<<<<

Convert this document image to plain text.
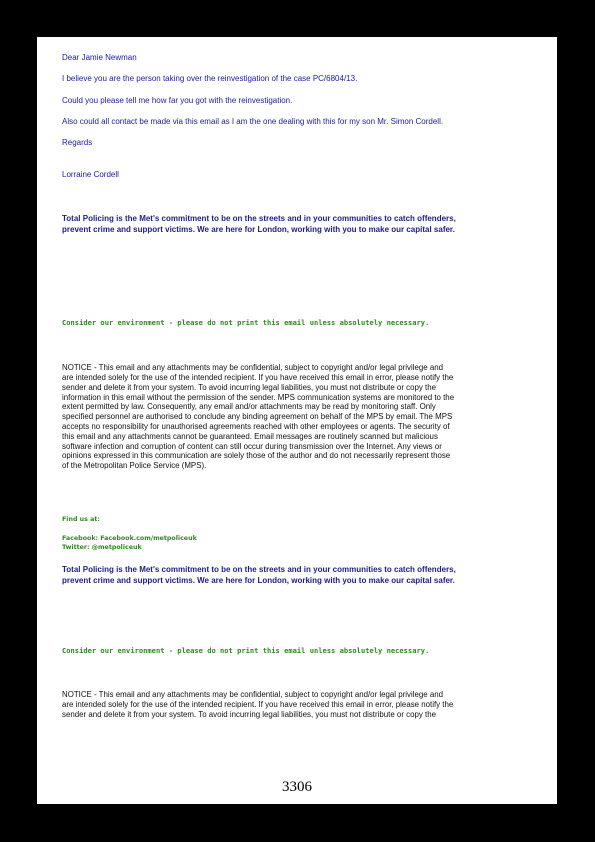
Dear Jamie Newman
I believe you are the person taking over the reinvestigation of the case PC/6804/13.
Could you please tell me how far you got with the reinvestigation.
Also could all contact be made via this email as I am the one dealing with this for my son Mr. Simon Cordell.
Regards
Lorraine Cordell
Total Policing is the Met's commitment to be on the streets and in your communities to catch offenders,
prevent crime and support victims. We are here for London, working with you to make our capital safer.
Consider our environment - please do not print this email unless absolutely necessary.
NOTICE - This email and any attachments may be confidential, subject to copyright and/or legal privilege and
are intended solely for the use of the intended recipient. If you have received this email in error, please notify the
sender and delete it from your system. To avoid incurring legal liabilities, you must not distribute or copy the
information in this email without the permission of the sender. MPS communication systems are monitored to the
extent permitted by law. Consequently, any email and/or attachments may be read by monitoring staff. Only
specified personnel are authorised to conclude any binding agreement on behalf of the MPS by email. The MPS
accepts no responsibility for unauthorised agreements reached with other employees or agents. The security of
this email and any attachments cannot be guaranteed. Email messages are routinely scanned but malicious
software infection and corruption of content can still occur during transmission over the Internet. Any views or
opinions expressed in this communication are solely those of the author and do not necessarily represent those
of the Metropolitan Police Service (MPS).
Find us at:
Facebook: Facebook.com/metpoliceuk
Twitter: @metpoliceuk
Total Policing is the Met's commitment to be on the streets and in your communities to catch offenders,
prevent crime and support victims. We are here for London, working with you to make our capital safer.
Consider our environment - please do not print this email unless absolutely necessary.
NOTICE - This email and any attachments may be confidential, subject to copyright and/or legal privilege and
are intended solely for the use of the intended recipient. If you have received this email in error, please notify the
sender and delete it from your system. To avoid incurring legal liabilities, you must not distribute or copy the
3306
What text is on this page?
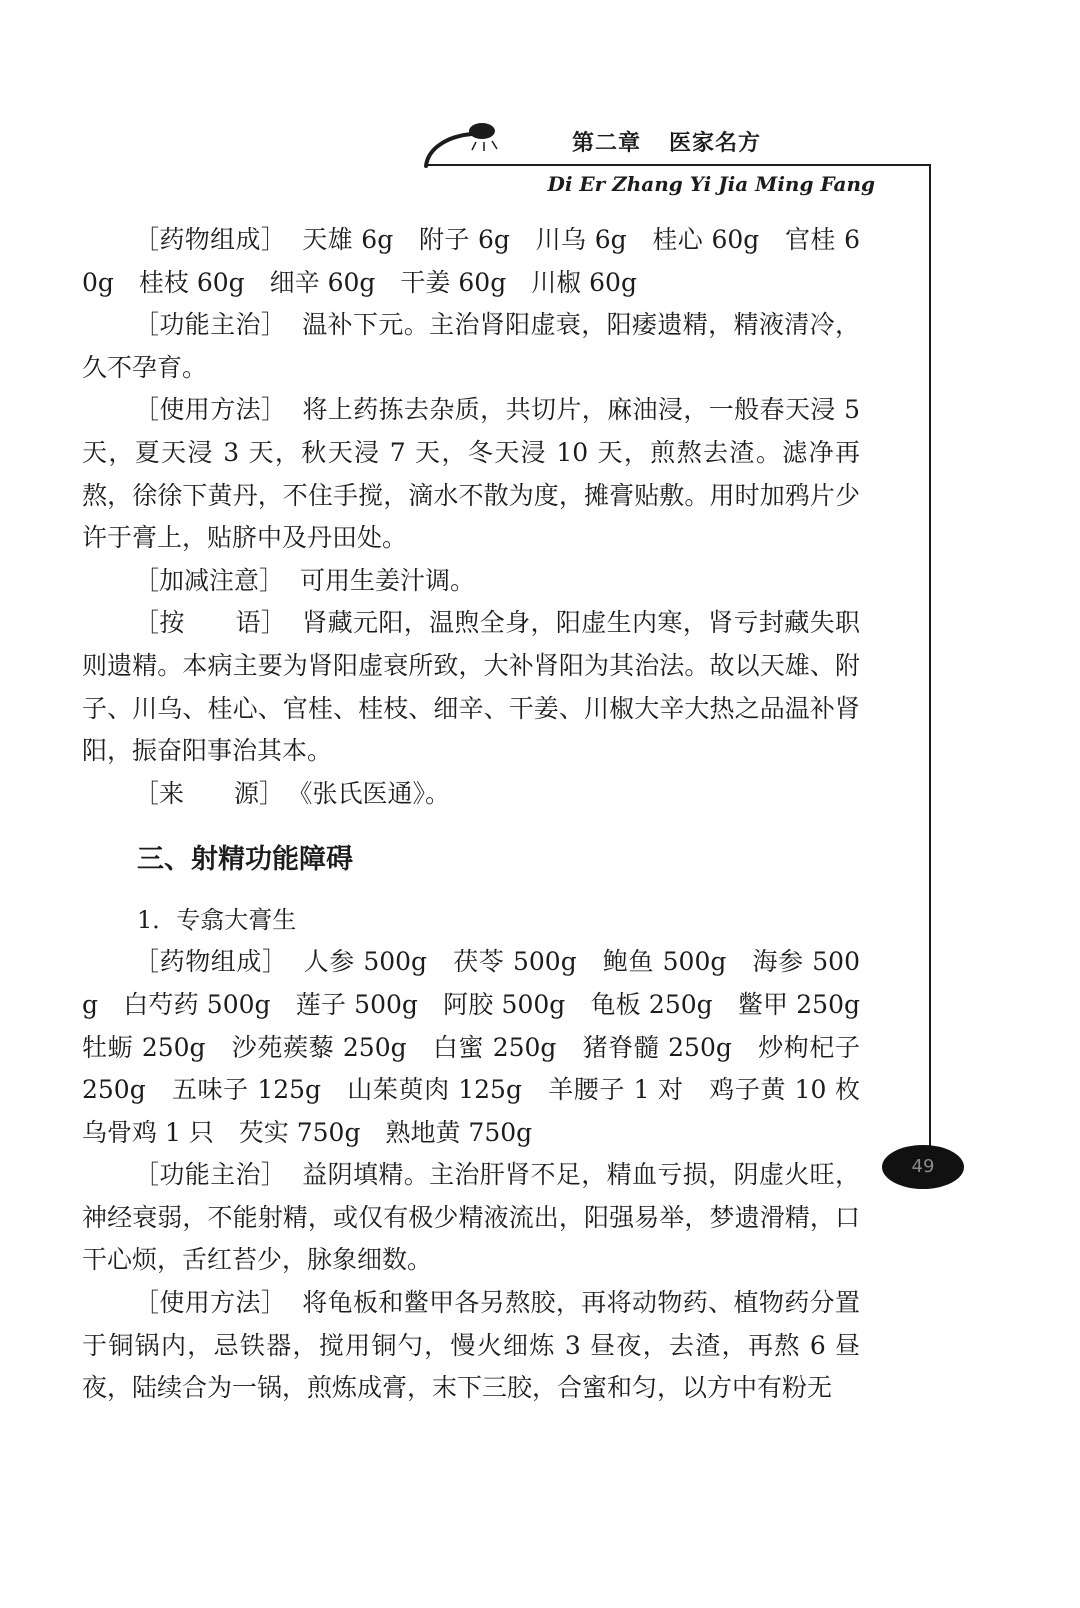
第二章 医家名方
Di Er Zhang Yi Jia Ming Fang
49

［药物组成］ 天雄 6g　附子 6g　川乌 6g　桂心 60g　官桂 60g　桂枝 60g　细辛 60g　干姜 60g　川椒 60g

［功能主治］ 温补下元。主治肾阳虚衰，阳痿遗精，精液清冷，久不孕育。

［使用方法］ 将上药拣去杂质，共切片，麻油浸，一般春天浸 5 天，夏天浸 3 天，秋天浸 7 天，冬天浸 10 天，煎熬去渣。滤净再熬，徐徐下黄丹，不住手搅，滴水不散为度，摊膏贴敷。用时加鸦片少许于膏上，贴脐中及丹田处。

［加减注意］ 可用生姜汁调。

［按　　语］ 肾藏元阳，温煦全身，阳虚生内寒，肾亏封藏失职则遗精。本病主要为肾阳虚衰所致，大补肾阳为其治法。故以天雄、附子、川乌、桂心、官桂、桂枝、细辛、干姜、川椒大辛大热之品温补肾阳，振奋阳事治其本。

［来　　源］ 《张氏医通》。

三、射精功能障碍

1．专翕大膏生

［药物组成］ 人参 500g　茯苓 500g　鲍鱼 500g　海参 500g　白芍药 500g　莲子 500g　阿胶 500g　龟板 250g　鳖甲 250g　牡蛎 250g　沙苑蒺藜 250g　白蜜 250g　猪脊髓 250g　炒枸杞子 250g　五味子 125g　山茱萸肉 125g　羊腰子 1 对　鸡子黄 10 枚　乌骨鸡 1 只　芡实 750g　熟地黄 750g

［功能主治］ 益阴填精。主治肝肾不足，精血亏损，阴虚火旺，神经衰弱，不能射精，或仅有极少精液流出，阳强易举，梦遗滑精，口干心烦，舌红苔少，脉象细数。

［使用方法］ 将龟板和鳖甲各另熬胶，再将动物药、植物药分置于铜锅内，忌铁器，搅用铜勺，慢火细炼 3 昼夜，去渣，再熬 6 昼夜，陆续合为一锅，煎炼成膏，末下三胶，合蜜和匀，以方中有粉无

>>>>

_OBJECTIVE_
Show each line of the listing that holds the string "功能主治".

_THE OUTPUT_
［功能主治］ 温补下元。主治肾阳虚衰，阳痿遗精，精液清冷，久不孕育。
［功能主治］ 益阴填精。主治肝肾不足，精血亏损，阴虚火旺，神经衰弱，不能射精，或仅有极少精液流出，阳强易举，梦遗滑精，口干心烦，舌红苔少，脉象细数。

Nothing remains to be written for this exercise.